=== Instructions for the task ===
Reproduce all the material exactly, minus any pictures it holds.

-- start Record extracts --

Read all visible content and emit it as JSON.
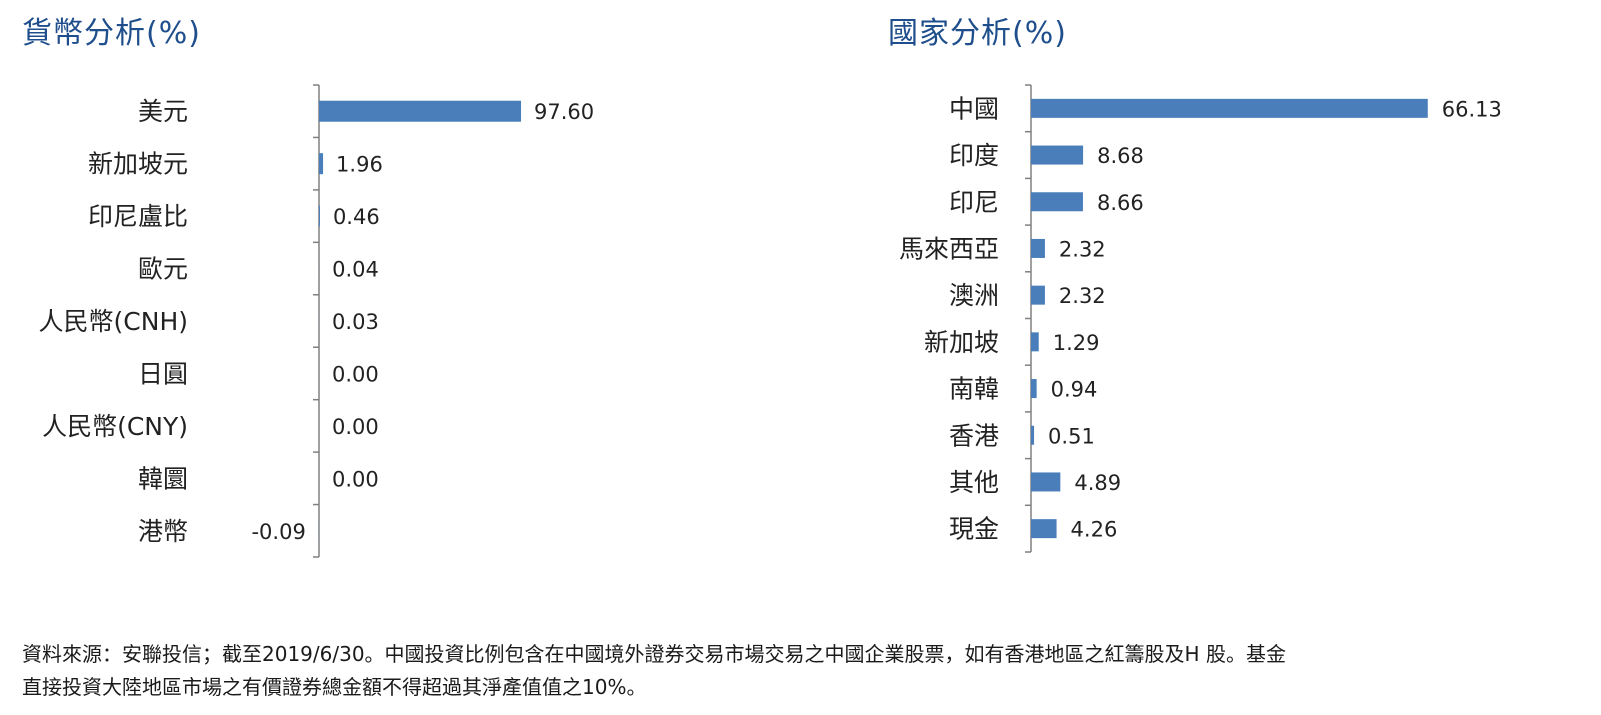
{
  "colors": {
    "bar": "#4a7ebb",
    "axis": "#808080",
    "title": "#1f4e8c"
  },
  "chart_data": [
    {
      "type": "bar",
      "orientation": "horizontal",
      "title": "貨幣分析(%)",
      "categories": [
        "美元",
        "新加坡元",
        "印尼盧比",
        "歐元",
        "人民幣(CNH)",
        "日圓",
        "人民幣(CNY)",
        "韓圜",
        "港幣"
      ],
      "values": [
        97.6,
        1.96,
        0.46,
        0.04,
        0.03,
        0.0,
        0.0,
        0.0,
        -0.09
      ],
      "value_labels": [
        "97.60",
        "1.96",
        "0.46",
        "0.04",
        "0.03",
        "0.00",
        "0.00",
        "0.00",
        "-0.09"
      ],
      "xlabel": "",
      "ylabel": "",
      "grid": false,
      "legend": "none"
    },
    {
      "type": "bar",
      "orientation": "horizontal",
      "title": "國家分析(%)",
      "categories": [
        "中國",
        "印度",
        "印尼",
        "馬來西亞",
        "澳洲",
        "新加坡",
        "南韓",
        "香港",
        "其他",
        "現金"
      ],
      "values": [
        66.13,
        8.68,
        8.66,
        2.32,
        2.32,
        1.29,
        0.94,
        0.51,
        4.89,
        4.26
      ],
      "value_labels": [
        "66.13",
        "8.68",
        "8.66",
        "2.32",
        "2.32",
        "1.29",
        "0.94",
        "0.51",
        "4.89",
        "4.26"
      ],
      "xlabel": "",
      "ylabel": "",
      "grid": false,
      "legend": "none"
    }
  ],
  "footnote": {
    "line1": "資料來源：安聯投信；截至2019/6/30。中國投資比例包含在中國境外證券交易市場交易之中國企業股票，如有香港地區之紅籌股及H 股。基金",
    "line2": "直接投資大陸地區市場之有價證券總金額不得超過其淨產值值之10%。"
  }
}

-- end Record extracts --

=== Response to the task ===
Read all visible content and emit it as JSON.
{
  "colors": {
    "bar": "#4a7ebb",
    "axis": "#808080",
    "title": "#1f4e8c"
  },
  "chart_data": [
    {
      "type": "bar",
      "orientation": "horizontal",
      "title": "貨幣分析(%)",
      "categories": [
        "美元",
        "新加坡元",
        "印尼盧比",
        "歐元",
        "人民幣(CNH)",
        "日圓",
        "人民幣(CNY)",
        "韓圜",
        "港幣"
      ],
      "values": [
        97.6,
        1.96,
        0.46,
        0.04,
        0.03,
        0.0,
        0.0,
        0.0,
        -0.09
      ],
      "value_labels": [
        "97.60",
        "1.96",
        "0.46",
        "0.04",
        "0.03",
        "0.00",
        "0.00",
        "0.00",
        "-0.09"
      ],
      "xlabel": "",
      "ylabel": "",
      "grid": false,
      "legend": "none"
    },
    {
      "type": "bar",
      "orientation": "horizontal",
      "title": "國家分析(%)",
      "categories": [
        "中國",
        "印度",
        "印尼",
        "馬來西亞",
        "澳洲",
        "新加坡",
        "南韓",
        "香港",
        "其他",
        "現金"
      ],
      "values": [
        66.13,
        8.68,
        8.66,
        2.32,
        2.32,
        1.29,
        0.94,
        0.51,
        4.89,
        4.26
      ],
      "value_labels": [
        "66.13",
        "8.68",
        "8.66",
        "2.32",
        "2.32",
        "1.29",
        "0.94",
        "0.51",
        "4.89",
        "4.26"
      ],
      "xlabel": "",
      "ylabel": "",
      "grid": false,
      "legend": "none"
    }
  ],
  "footnote": {
    "line1": "資料來源：安聯投信；截至2019/6/30。中國投資比例包含在中國境外證券交易市場交易之中國企業股票，如有香港地區之紅籌股及H 股。基金",
    "line2": "直接投資大陸地區市場之有價證券總金額不得超過其淨產值值之10%。"
  }
}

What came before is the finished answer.